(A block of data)
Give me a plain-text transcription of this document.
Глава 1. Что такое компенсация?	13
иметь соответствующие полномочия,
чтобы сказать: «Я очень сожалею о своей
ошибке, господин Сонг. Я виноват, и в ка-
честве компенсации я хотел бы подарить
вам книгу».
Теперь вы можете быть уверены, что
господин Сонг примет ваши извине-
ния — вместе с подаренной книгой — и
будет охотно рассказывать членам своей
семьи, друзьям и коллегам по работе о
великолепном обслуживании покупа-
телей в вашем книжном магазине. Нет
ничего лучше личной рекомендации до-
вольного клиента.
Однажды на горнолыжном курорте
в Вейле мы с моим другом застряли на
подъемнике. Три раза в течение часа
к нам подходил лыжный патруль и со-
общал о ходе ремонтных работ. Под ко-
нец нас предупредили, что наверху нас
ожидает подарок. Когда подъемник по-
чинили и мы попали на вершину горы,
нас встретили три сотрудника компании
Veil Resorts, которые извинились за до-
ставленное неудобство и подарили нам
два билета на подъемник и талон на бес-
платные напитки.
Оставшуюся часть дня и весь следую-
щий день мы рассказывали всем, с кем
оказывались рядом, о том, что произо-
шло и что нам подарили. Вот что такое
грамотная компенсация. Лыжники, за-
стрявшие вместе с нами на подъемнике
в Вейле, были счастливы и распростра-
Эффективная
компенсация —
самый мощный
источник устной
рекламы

Required work -> Read the entries above, then pull out the lines that include "господин".

Full response ->
ошибке, господин Сонг. Я виноват, и в ка-
господин Сонг примет ваши извине-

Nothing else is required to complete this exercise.